INFORMATION GIVEN:
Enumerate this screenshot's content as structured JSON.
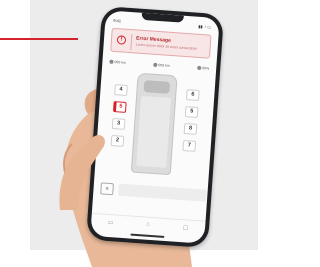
{
  "colors": {
    "accent": "#d6222a",
    "alert_bg": "#f8e6e6",
    "phone": "#1f2125"
  },
  "status_bar": {
    "time": "9:41",
    "icons": "▮▮ ◔ ▭"
  },
  "alert": {
    "icon": "exclamation-icon",
    "title": "Error Message",
    "text": "Lorem ipsum dolor sit amet consectetur"
  },
  "stats": [
    {
      "icon": "gauge-icon",
      "value": "000 km"
    },
    {
      "icon": "battery-icon",
      "value": "000 km"
    },
    {
      "icon": "fuel-icon",
      "value": "00%"
    }
  ],
  "seats_left": [
    "4",
    "5",
    "3",
    "2"
  ],
  "seats_right": [
    "6",
    "5",
    "8",
    "7"
  ],
  "active_seat": "5",
  "small_button": "≡",
  "action_button": "",
  "tabs": [
    "car-icon",
    "home-icon",
    "settings-icon"
  ]
}
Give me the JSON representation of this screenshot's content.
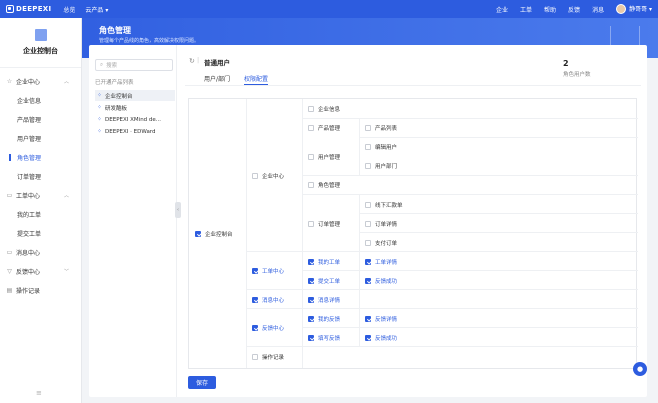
{
  "topbar": {
    "brand": "DEEPEXI",
    "nav": [
      "总览",
      "云产品 ▾"
    ],
    "right": [
      "企业",
      "工单",
      "帮助",
      "反馈",
      "消息"
    ],
    "user": "静哥哥 ▾"
  },
  "hero": {
    "title": "角色管理",
    "subtitle": "管理每个产品线的角色，高效解决权限问题。"
  },
  "sidebar": {
    "title": "企业控制台",
    "groups": [
      {
        "icon": "☆",
        "label": "企业中心",
        "chev": "︿",
        "items": [
          "企业信息",
          "产品管理",
          "用户管理",
          "角色管理",
          "订单管理"
        ]
      },
      {
        "icon": "▭",
        "label": "工单中心",
        "chev": "︿",
        "items": [
          "我的工单",
          "提交工单"
        ]
      },
      {
        "icon": "▭",
        "label": "消息中心",
        "chev": "",
        "items": []
      },
      {
        "icon": "▽",
        "label": "反馈中心",
        "chev": "﹀",
        "items": []
      },
      {
        "icon": "▤",
        "label": "操作记录",
        "chev": "",
        "items": []
      }
    ],
    "active": "角色管理",
    "footer": "≡"
  },
  "tree": {
    "search_placeholder": "搜索",
    "caption": "已开通产品列表",
    "nodes": [
      "企业控制台",
      "研发酷板",
      "DEEPEXI XMind de...",
      "DEEPEXI · EDWard"
    ]
  },
  "role": {
    "back": "↻",
    "name": "普通用户",
    "tabs": [
      "用户/部门",
      "权限配置"
    ],
    "active_tab": "权限配置",
    "count": "2",
    "count_label": "角色用户数"
  },
  "perm": {
    "root": "企业控制台",
    "l2": [
      "企业中心",
      "工单中心",
      "消息中心",
      "反馈中心",
      "操作记录"
    ],
    "l3": [
      "企业信息",
      "产品管理",
      "用户管理",
      "角色管理",
      "订单管理",
      "我的工单",
      "提交工单",
      "消息详情",
      "我的反馈",
      "填写反馈"
    ],
    "l4": [
      "产品列表",
      "编辑用户",
      "用户部门",
      "线下汇款单",
      "订单详情",
      "支付订单",
      "工单详情",
      "反馈成功",
      "反馈详情",
      "反馈成功"
    ]
  },
  "save_label": "保存",
  "chat_icon": "●",
  "colors": {
    "accent": "#2d5cdf"
  }
}
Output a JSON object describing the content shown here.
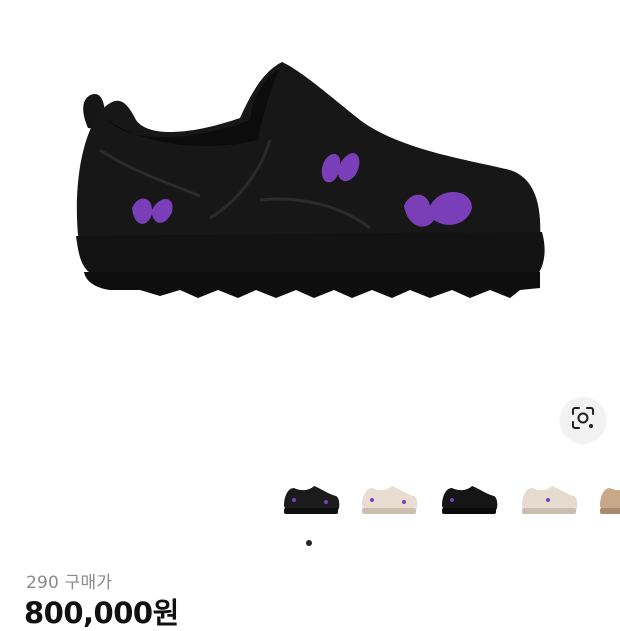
{
  "product": {
    "image_alt": "black slip-on shoe with purple butterfly embroidery",
    "size_label": "290 구매가",
    "price": "800,000원"
  },
  "gallery": {
    "thumbnails": [
      {
        "colorway": "black",
        "color": "#1b1b1b"
      },
      {
        "colorway": "cream",
        "color": "#e8ddd0"
      },
      {
        "colorway": "black",
        "color": "#151515"
      },
      {
        "colorway": "cream",
        "color": "#e5dccf"
      },
      {
        "colorway": "tan",
        "color": "#c7a98a"
      }
    ],
    "active_index": 0
  },
  "colors": {
    "shoe": "#151515",
    "butterfly": "#7a3fb8",
    "lens_bg": "#f2f2f2"
  },
  "icons": {
    "lens": "lens-search-icon"
  }
}
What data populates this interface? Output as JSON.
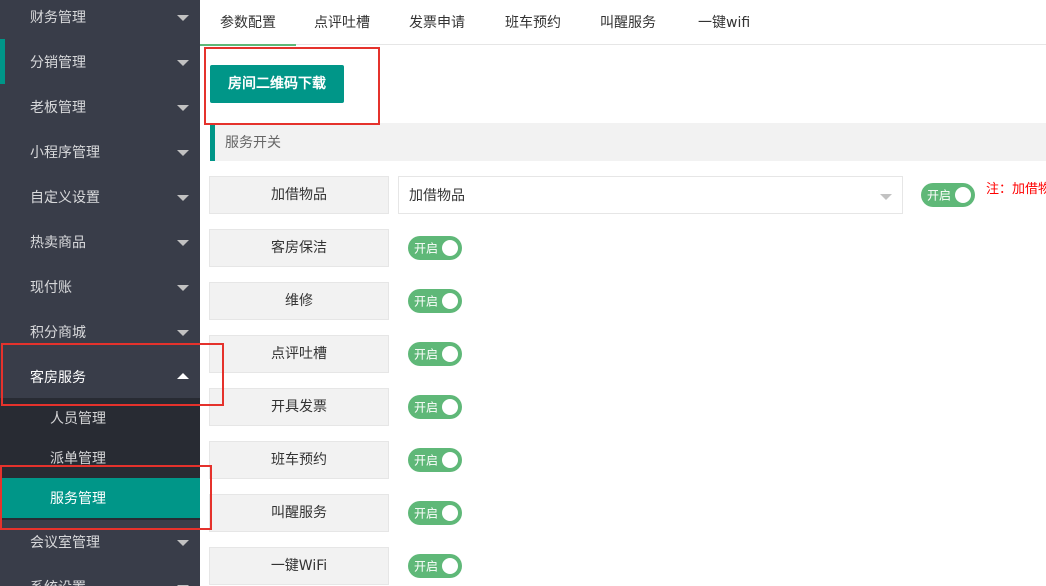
{
  "sidebar": {
    "items": [
      {
        "label": "财务管理"
      },
      {
        "label": "分销管理"
      },
      {
        "label": "老板管理"
      },
      {
        "label": "小程序管理"
      },
      {
        "label": "自定义设置"
      },
      {
        "label": "热卖商品"
      },
      {
        "label": "现付账"
      },
      {
        "label": "积分商城"
      },
      {
        "label": "客房服务"
      },
      {
        "label": "会议室管理"
      },
      {
        "label": "系统设置"
      }
    ],
    "submenu": [
      {
        "label": "人员管理"
      },
      {
        "label": "派单管理"
      },
      {
        "label": "服务管理"
      }
    ]
  },
  "tabs": [
    {
      "label": "参数配置"
    },
    {
      "label": "点评吐槽"
    },
    {
      "label": "发票申请"
    },
    {
      "label": "班车预约"
    },
    {
      "label": "叫醒服务"
    },
    {
      "label": "一键wifi"
    }
  ],
  "main": {
    "qr_button": "房间二维码下载",
    "section_title": "服务开关",
    "borrow": {
      "label": "加借物品",
      "select_value": "加借物品",
      "switch": "开启",
      "note": "注：加借物"
    },
    "rows": [
      {
        "label": "客房保洁",
        "switch": "开启"
      },
      {
        "label": "维修",
        "switch": "开启"
      },
      {
        "label": "点评吐槽",
        "switch": "开启"
      },
      {
        "label": "开具发票",
        "switch": "开启"
      },
      {
        "label": "班车预约",
        "switch": "开启"
      },
      {
        "label": "叫醒服务",
        "switch": "开启"
      },
      {
        "label": "一键WiFi",
        "switch": "开启"
      }
    ]
  },
  "colors": {
    "sidebar_bg": "#393d49",
    "submenu_bg": "#282b33",
    "accent": "#009688",
    "switch_on": "#5fb878",
    "annotation": "#e5322c"
  }
}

SHORT TASK:
Quote all of the entries word for word, omitting any pictures.

EXERCISE ANSWER:
Enumerate this screenshot's content as structured JSON.
{
  "colors": {
    "accent": "#d6222a",
    "alert_bg": "#f8e6e6",
    "phone": "#1f2125"
  },
  "status_bar": {
    "time": "9:41",
    "icons": "▮▮ ◔ ▭"
  },
  "alert": {
    "icon": "exclamation-icon",
    "title": "Error Message",
    "text": "Lorem ipsum dolor sit amet consectetur"
  },
  "stats": [
    {
      "icon": "gauge-icon",
      "value": "000 km"
    },
    {
      "icon": "battery-icon",
      "value": "000 km"
    },
    {
      "icon": "fuel-icon",
      "value": "00%"
    }
  ],
  "seats_left": [
    "4",
    "5",
    "3",
    "2"
  ],
  "seats_right": [
    "6",
    "5",
    "8",
    "7"
  ],
  "active_seat": "5",
  "small_button": "≡",
  "action_button": "",
  "tabs": [
    "car-icon",
    "home-icon",
    "settings-icon"
  ]
}
Give me the JSON representation of this screenshot's content.
{
  "topbar": {
    "brand": "DEEPEXI",
    "nav": [
      "总览",
      "云产品 ▾"
    ],
    "right": [
      "企业",
      "工单",
      "帮助",
      "反馈",
      "消息"
    ],
    "user": "静哥哥 ▾"
  },
  "hero": {
    "title": "角色管理",
    "subtitle": "管理每个产品线的角色，高效解决权限问题。"
  },
  "sidebar": {
    "title": "企业控制台",
    "groups": [
      {
        "icon": "☆",
        "label": "企业中心",
        "chev": "︿",
        "items": [
          "企业信息",
          "产品管理",
          "用户管理",
          "角色管理",
          "订单管理"
        ]
      },
      {
        "icon": "▭",
        "label": "工单中心",
        "chev": "︿",
        "items": [
          "我的工单",
          "提交工单"
        ]
      },
      {
        "icon": "▭",
        "label": "消息中心",
        "chev": "",
        "items": []
      },
      {
        "icon": "▽",
        "label": "反馈中心",
        "chev": "﹀",
        "items": []
      },
      {
        "icon": "▤",
        "label": "操作记录",
        "chev": "",
        "items": []
      }
    ],
    "active": "角色管理",
    "footer": "≡"
  },
  "tree": {
    "search_placeholder": "搜索",
    "caption": "已开通产品列表",
    "nodes": [
      "企业控制台",
      "研发酷板",
      "DEEPEXI XMind de...",
      "DEEPEXI · EDWard"
    ]
  },
  "role": {
    "back": "↻",
    "name": "普通用户",
    "tabs": [
      "用户/部门",
      "权限配置"
    ],
    "active_tab": "权限配置",
    "count": "2",
    "count_label": "角色用户数"
  },
  "perm": {
    "root": "企业控制台",
    "l2": [
      "企业中心",
      "工单中心",
      "消息中心",
      "反馈中心",
      "操作记录"
    ],
    "l3": [
      "企业信息",
      "产品管理",
      "用户管理",
      "角色管理",
      "订单管理",
      "我的工单",
      "提交工单",
      "消息详情",
      "我的反馈",
      "填写反馈"
    ],
    "l4": [
      "产品列表",
      "编辑用户",
      "用户部门",
      "线下汇款单",
      "订单详情",
      "支付订单",
      "工单详情",
      "反馈成功",
      "反馈详情",
      "反馈成功"
    ]
  },
  "save_label": "保存",
  "chat_icon": "●",
  "colors": {
    "accent": "#2d5cdf"
  }
}
Output a JSON object describing the content shown here.
{
  "product": {
    "image_alt": "black slip-on shoe with purple butterfly embroidery",
    "size_label": "290 구매가",
    "price": "800,000원"
  },
  "gallery": {
    "thumbnails": [
      {
        "colorway": "black",
        "color": "#1b1b1b"
      },
      {
        "colorway": "cream",
        "color": "#e8ddd0"
      },
      {
        "colorway": "black",
        "color": "#151515"
      },
      {
        "colorway": "cream",
        "color": "#e5dccf"
      },
      {
        "colorway": "tan",
        "color": "#c7a98a"
      }
    ],
    "active_index": 0
  },
  "colors": {
    "shoe": "#151515",
    "butterfly": "#7a3fb8",
    "lens_bg": "#f2f2f2"
  },
  "icons": {
    "lens": "lens-search-icon"
  }
}
What data populates this interface? Output as JSON.
{
  "sidebar": {
    "items": [
      {
        "label": "财务管理"
      },
      {
        "label": "分销管理"
      },
      {
        "label": "老板管理"
      },
      {
        "label": "小程序管理"
      },
      {
        "label": "自定义设置"
      },
      {
        "label": "热卖商品"
      },
      {
        "label": "现付账"
      },
      {
        "label": "积分商城"
      },
      {
        "label": "客房服务"
      },
      {
        "label": "会议室管理"
      },
      {
        "label": "系统设置"
      }
    ],
    "submenu": [
      {
        "label": "人员管理"
      },
      {
        "label": "派单管理"
      },
      {
        "label": "服务管理"
      }
    ]
  },
  "tabs": [
    {
      "label": "参数配置"
    },
    {
      "label": "点评吐槽"
    },
    {
      "label": "发票申请"
    },
    {
      "label": "班车预约"
    },
    {
      "label": "叫醒服务"
    },
    {
      "label": "一键wifi"
    }
  ],
  "main": {
    "qr_button": "房间二维码下载",
    "section_title": "服务开关",
    "borrow": {
      "label": "加借物品",
      "select_value": "加借物品",
      "switch": "开启",
      "note": "注：加借物"
    },
    "rows": [
      {
        "label": "客房保洁",
        "switch": "开启"
      },
      {
        "label": "维修",
        "switch": "开启"
      },
      {
        "label": "点评吐槽",
        "switch": "开启"
      },
      {
        "label": "开具发票",
        "switch": "开启"
      },
      {
        "label": "班车预约",
        "switch": "开启"
      },
      {
        "label": "叫醒服务",
        "switch": "开启"
      },
      {
        "label": "一键WiFi",
        "switch": "开启"
      }
    ]
  },
  "colors": {
    "sidebar_bg": "#393d49",
    "submenu_bg": "#282b33",
    "accent": "#009688",
    "switch_on": "#5fb878",
    "annotation": "#e5322c"
  }
}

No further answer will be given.